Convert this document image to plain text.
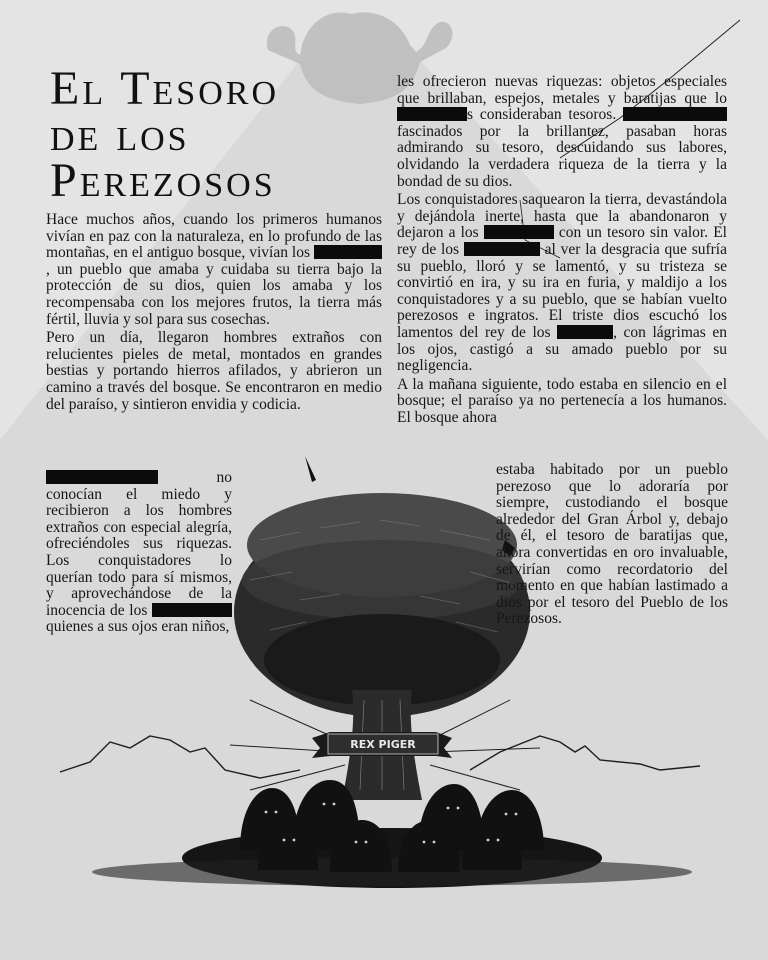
REX PIGER
El Tesoro
de los
Perezosos

Hace muchos años, cuando los primeros humanos vivían en paz con la naturaleza, en lo profundo de las montañas, en el antiguo bosque, vivían los , un pueblo que amaba y cuidaba su tierra bajo la protección de su dios, quien los amaba y los recompensaba con los mejores frutos, la tierra más fértil, lluvia y sol para sus cosechas.

Pero un día, llegaron hombres extraños con relucientes pieles de metal, montados en grandes bestias y portando hierros afilados, y abrieron un camino a través del bosque. Se encontraron en medio del paraíso, y sintieron envidia y codicia.

no conocían el miedo y recibieron a los hombres extraños con especial alegría, ofreciéndoles sus riquezas. Los conquistadores lo querían todo para sí mismos, y aprovechándose de la inocencia de los  quienes a sus ojos eran niños,

les ofrecieron nuevas riquezas: objetos especiales que brillaban, espejos, metales y baratijas que los consideraban tesoros.  fascinados por la brillantez, pasaban horas admirando su tesoro, descuidando sus labores, olvidando la verdadera riqueza de la tierra y la bondad de su dios.

Los conquistadores saquearon la tierra, devastándola y dejándola inerte, hasta que la abandonaron y dejaron a los	con un tesoro sin valor. El rey de los	al ver la desgracia que sufría su pueblo, lloró y se lamentó, y su tristeza se convirtió en ira, y su ira en furia, y maldijo a los conquistadores y a su pueblo, que se habían vuelto perezosos e ingratos. El triste dios escuchó los lamentos del rey de los	, con lágrimas en los ojos, castigó a su amado pueblo por su negligencia.

A la mañana siguiente, todo estaba en silencio en el bosque; el paraíso ya no pertenecía a los humanos. El bosque ahora

estaba habitado por un pueblo perezoso que lo adoraría por siempre, custodiando el bosque alrededor del Gran Árbol y, debajo de él, el tesoro de baratijas que, ahora convertidas en oro invaluable, servirían como recordatorio del momento en que habían lastimado a dios por el tesoro del Pueblo de los Perezosos.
________________________
**Set task**
Write out the records above once more, word for word, with no pictures.

**Full solution**
Convert this document image to plain text.
REX PIGER
El Tesoro
de los
Perezosos

Hace muchos años, cuando los primeros humanos vivían en paz con la naturaleza, en lo profundo de las montañas, en el antiguo bosque, vivían los , un pueblo que amaba y cuidaba su tierra bajo la protección de su dios, quien los amaba y los recompensaba con los mejores frutos, la tierra más fértil, lluvia y sol para sus cosechas.

Pero un día, llegaron hombres extraños con relucientes pieles de metal, montados en grandes bestias y portando hierros afilados, y abrieron un camino a través del bosque. Se encontraron en medio del paraíso, y sintieron envidia y codicia.

no conocían el miedo y recibieron a los hombres extraños con especial alegría, ofreciéndoles sus riquezas. Los conquistadores lo querían todo para sí mismos, y aprovechándose de la inocencia de los  quienes a sus ojos eran niños,

les ofrecieron nuevas riquezas: objetos especiales que brillaban, espejos, metales y baratijas que los consideraban tesoros.  fascinados por la brillantez, pasaban horas admirando su tesoro, descuidando sus labores, olvidando la verdadera riqueza de la tierra y la bondad de su dios.

Los conquistadores saquearon la tierra, devastándola y dejándola inerte, hasta que la abandonaron y dejaron a los	con un tesoro sin valor. El rey de los	al ver la desgracia que sufría su pueblo, lloró y se lamentó, y su tristeza se convirtió en ira, y su ira en furia, y maldijo a los conquistadores y a su pueblo, que se habían vuelto perezosos e ingratos. El triste dios escuchó los lamentos del rey de los	, con lágrimas en los ojos, castigó a su amado pueblo por su negligencia.

A la mañana siguiente, todo estaba en silencio en el bosque; el paraíso ya no pertenecía a los humanos. El bosque ahora

estaba habitado por un pueblo perezoso que lo adoraría por siempre, custodiando el bosque alrededor del Gran Árbol y, debajo de él, el tesoro de baratijas que, ahora convertidas en oro invaluable, servirían como recordatorio del momento en que habían lastimado a dios por el tesoro del Pueblo de los Perezosos.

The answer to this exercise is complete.